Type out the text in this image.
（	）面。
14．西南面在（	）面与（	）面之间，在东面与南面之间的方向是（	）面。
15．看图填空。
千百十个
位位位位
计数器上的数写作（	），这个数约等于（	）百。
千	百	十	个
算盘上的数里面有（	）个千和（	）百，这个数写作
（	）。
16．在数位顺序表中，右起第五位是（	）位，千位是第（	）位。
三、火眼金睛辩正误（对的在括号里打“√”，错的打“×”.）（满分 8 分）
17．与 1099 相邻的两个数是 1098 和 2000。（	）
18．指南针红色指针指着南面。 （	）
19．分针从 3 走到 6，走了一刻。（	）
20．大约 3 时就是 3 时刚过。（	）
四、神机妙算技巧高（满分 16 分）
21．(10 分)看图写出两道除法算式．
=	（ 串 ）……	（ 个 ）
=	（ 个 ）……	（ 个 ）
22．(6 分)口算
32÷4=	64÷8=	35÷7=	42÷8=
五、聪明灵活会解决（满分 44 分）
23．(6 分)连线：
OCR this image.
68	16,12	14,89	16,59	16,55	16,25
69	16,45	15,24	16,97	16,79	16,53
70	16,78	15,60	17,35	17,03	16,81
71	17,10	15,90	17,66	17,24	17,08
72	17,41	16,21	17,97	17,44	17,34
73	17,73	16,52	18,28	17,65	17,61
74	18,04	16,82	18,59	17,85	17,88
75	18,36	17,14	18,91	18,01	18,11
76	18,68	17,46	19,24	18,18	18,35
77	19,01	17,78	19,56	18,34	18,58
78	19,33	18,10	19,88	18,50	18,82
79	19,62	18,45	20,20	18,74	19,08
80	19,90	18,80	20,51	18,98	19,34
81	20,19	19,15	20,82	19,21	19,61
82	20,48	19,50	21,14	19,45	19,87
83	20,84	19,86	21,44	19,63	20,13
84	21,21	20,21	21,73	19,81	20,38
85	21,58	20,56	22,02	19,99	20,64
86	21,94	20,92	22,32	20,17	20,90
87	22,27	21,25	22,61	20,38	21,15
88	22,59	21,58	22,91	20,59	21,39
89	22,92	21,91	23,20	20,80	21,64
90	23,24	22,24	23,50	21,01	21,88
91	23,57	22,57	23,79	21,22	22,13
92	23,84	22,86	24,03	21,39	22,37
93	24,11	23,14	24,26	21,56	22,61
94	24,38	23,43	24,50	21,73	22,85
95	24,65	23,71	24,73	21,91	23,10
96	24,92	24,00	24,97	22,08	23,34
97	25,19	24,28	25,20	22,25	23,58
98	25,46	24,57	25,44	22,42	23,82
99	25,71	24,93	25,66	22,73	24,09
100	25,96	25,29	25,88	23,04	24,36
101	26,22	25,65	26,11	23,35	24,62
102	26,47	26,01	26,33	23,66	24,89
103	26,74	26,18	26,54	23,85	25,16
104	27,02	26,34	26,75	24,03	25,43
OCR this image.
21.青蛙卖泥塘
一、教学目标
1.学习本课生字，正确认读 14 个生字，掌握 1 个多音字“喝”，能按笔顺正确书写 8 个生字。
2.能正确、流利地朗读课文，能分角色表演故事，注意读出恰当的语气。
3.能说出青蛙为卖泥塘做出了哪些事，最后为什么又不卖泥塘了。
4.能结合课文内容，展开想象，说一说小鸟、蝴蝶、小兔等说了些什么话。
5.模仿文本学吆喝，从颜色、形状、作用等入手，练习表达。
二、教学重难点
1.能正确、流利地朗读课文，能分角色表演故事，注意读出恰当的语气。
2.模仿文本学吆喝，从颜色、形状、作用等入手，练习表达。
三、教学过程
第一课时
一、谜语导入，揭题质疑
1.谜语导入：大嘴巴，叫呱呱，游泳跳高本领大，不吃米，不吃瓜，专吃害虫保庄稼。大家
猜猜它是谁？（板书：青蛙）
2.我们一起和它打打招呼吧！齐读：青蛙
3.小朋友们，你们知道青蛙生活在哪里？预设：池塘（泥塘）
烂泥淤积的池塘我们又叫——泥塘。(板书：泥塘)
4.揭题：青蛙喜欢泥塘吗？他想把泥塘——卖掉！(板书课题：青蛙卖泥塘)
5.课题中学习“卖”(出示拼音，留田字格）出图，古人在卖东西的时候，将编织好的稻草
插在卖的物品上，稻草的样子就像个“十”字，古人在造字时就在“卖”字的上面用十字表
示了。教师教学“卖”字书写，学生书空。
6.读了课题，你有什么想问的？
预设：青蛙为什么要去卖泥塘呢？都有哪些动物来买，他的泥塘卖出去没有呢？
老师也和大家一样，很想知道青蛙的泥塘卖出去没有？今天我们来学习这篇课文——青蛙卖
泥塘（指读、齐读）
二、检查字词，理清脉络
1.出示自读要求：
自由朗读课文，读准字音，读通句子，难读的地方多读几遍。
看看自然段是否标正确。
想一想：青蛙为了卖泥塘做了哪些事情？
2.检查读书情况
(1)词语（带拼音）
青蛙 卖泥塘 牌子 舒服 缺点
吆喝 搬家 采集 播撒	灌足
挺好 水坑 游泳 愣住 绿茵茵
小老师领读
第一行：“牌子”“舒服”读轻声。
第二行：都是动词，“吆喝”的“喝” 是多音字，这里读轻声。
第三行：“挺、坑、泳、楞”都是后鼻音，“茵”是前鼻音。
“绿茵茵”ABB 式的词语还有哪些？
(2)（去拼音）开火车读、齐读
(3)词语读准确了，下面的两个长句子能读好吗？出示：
◇ ◇ ◇ ◇
▸ Objective: From the records above, extract every line exactly as it stands.

▸ Answer below:
Type out the text in this image.
（	）面。
14．西南面在（	）面与（	）面之间，在东面与南面之间的方向是（	）面。
15．看图填空。
千百十个
位位位位
计数器上的数写作（	），这个数约等于（	）百。
千	百	十	个
算盘上的数里面有（	）个千和（	）百，这个数写作
（	）。
16．在数位顺序表中，右起第五位是（	）位，千位是第（	）位。
三、火眼金睛辩正误（对的在括号里打“√”，错的打“×”.）（满分 8 分）
17．与 1099 相邻的两个数是 1098 和 2000。（	）
18．指南针红色指针指着南面。 （	）
19．分针从 3 走到 6，走了一刻。（	）
20．大约 3 时就是 3 时刚过。（	）
四、神机妙算技巧高（满分 16 分）
21．(10 分)看图写出两道除法算式．
=	（ 串 ）……	（ 个 ）
=	（ 个 ）……	（ 个 ）
22．(6 分)口算
32÷4=	64÷8=	35÷7=	42÷8=
五、聪明灵活会解决（满分 44 分）
23．(6 分)连线：
OCR this image.
68	16,12	14,89	16,59	16,55	16,25
69	16,45	15,24	16,97	16,79	16,53
70	16,78	15,60	17,35	17,03	16,81
71	17,10	15,90	17,66	17,24	17,08
72	17,41	16,21	17,97	17,44	17,34
73	17,73	16,52	18,28	17,65	17,61
74	18,04	16,82	18,59	17,85	17,88
75	18,36	17,14	18,91	18,01	18,11
76	18,68	17,46	19,24	18,18	18,35
77	19,01	17,78	19,56	18,34	18,58
78	19,33	18,10	19,88	18,50	18,82
79	19,62	18,45	20,20	18,74	19,08
80	19,90	18,80	20,51	18,98	19,34
81	20,19	19,15	20,82	19,21	19,61
82	20,48	19,50	21,14	19,45	19,87
83	20,84	19,86	21,44	19,63	20,13
84	21,21	20,21	21,73	19,81	20,38
85	21,58	20,56	22,02	19,99	20,64
86	21,94	20,92	22,32	20,17	20,90
87	22,27	21,25	22,61	20,38	21,15
88	22,59	21,58	22,91	20,59	21,39
89	22,92	21,91	23,20	20,80	21,64
90	23,24	22,24	23,50	21,01	21,88
91	23,57	22,57	23,79	21,22	22,13
92	23,84	22,86	24,03	21,39	22,37
93	24,11	23,14	24,26	21,56	22,61
94	24,38	23,43	24,50	21,73	22,85
95	24,65	23,71	24,73	21,91	23,10
96	24,92	24,00	24,97	22,08	23,34
97	25,19	24,28	25,20	22,25	23,58
98	25,46	24,57	25,44	22,42	23,82
99	25,71	24,93	25,66	22,73	24,09
100	25,96	25,29	25,88	23,04	24,36
101	26,22	25,65	26,11	23,35	24,62
102	26,47	26,01	26,33	23,66	24,89
103	26,74	26,18	26,54	23,85	25,16
104	27,02	26,34	26,75	24,03	25,43
OCR this image.
21.青蛙卖泥塘
一、教学目标
1.学习本课生字，正确认读 14 个生字，掌握 1 个多音字“喝”，能按笔顺正确书写 8 个生字。
2.能正确、流利地朗读课文，能分角色表演故事，注意读出恰当的语气。
3.能说出青蛙为卖泥塘做出了哪些事，最后为什么又不卖泥塘了。
4.能结合课文内容，展开想象，说一说小鸟、蝴蝶、小兔等说了些什么话。
5.模仿文本学吆喝，从颜色、形状、作用等入手，练习表达。
二、教学重难点
1.能正确、流利地朗读课文，能分角色表演故事，注意读出恰当的语气。
2.模仿文本学吆喝，从颜色、形状、作用等入手，练习表达。
三、教学过程
第一课时
一、谜语导入，揭题质疑
1.谜语导入：大嘴巴，叫呱呱，游泳跳高本领大，不吃米，不吃瓜，专吃害虫保庄稼。大家
猜猜它是谁？（板书：青蛙）
2.我们一起和它打打招呼吧！齐读：青蛙
3.小朋友们，你们知道青蛙生活在哪里？预设：池塘（泥塘）
烂泥淤积的池塘我们又叫——泥塘。(板书：泥塘)
4.揭题：青蛙喜欢泥塘吗？他想把泥塘——卖掉！(板书课题：青蛙卖泥塘)
5.课题中学习“卖”(出示拼音，留田字格）出图，古人在卖东西的时候，将编织好的稻草
插在卖的物品上，稻草的样子就像个“十”字，古人在造字时就在“卖”字的上面用十字表
示了。教师教学“卖”字书写，学生书空。
6.读了课题，你有什么想问的？
预设：青蛙为什么要去卖泥塘呢？都有哪些动物来买，他的泥塘卖出去没有呢？
老师也和大家一样，很想知道青蛙的泥塘卖出去没有？今天我们来学习这篇课文——青蛙卖
泥塘（指读、齐读）
二、检查字词，理清脉络
1.出示自读要求：
自由朗读课文，读准字音，读通句子，难读的地方多读几遍。
看看自然段是否标正确。
想一想：青蛙为了卖泥塘做了哪些事情？
2.检查读书情况
(1)词语（带拼音）
青蛙 卖泥塘 牌子 舒服 缺点
吆喝 搬家 采集 播撒	灌足
挺好 水坑 游泳 愣住 绿茵茵
小老师领读
第一行：“牌子”“舒服”读轻声。
第二行：都是动词，“吆喝”的“喝” 是多音字，这里读轻声。
第三行：“挺、坑、泳、楞”都是后鼻音，“茵”是前鼻音。
“绿茵茵”ABB 式的词语还有哪些？
(2)（去拼音）开火车读、齐读
(3)词语读准确了，下面的两个长句子能读好吗？出示：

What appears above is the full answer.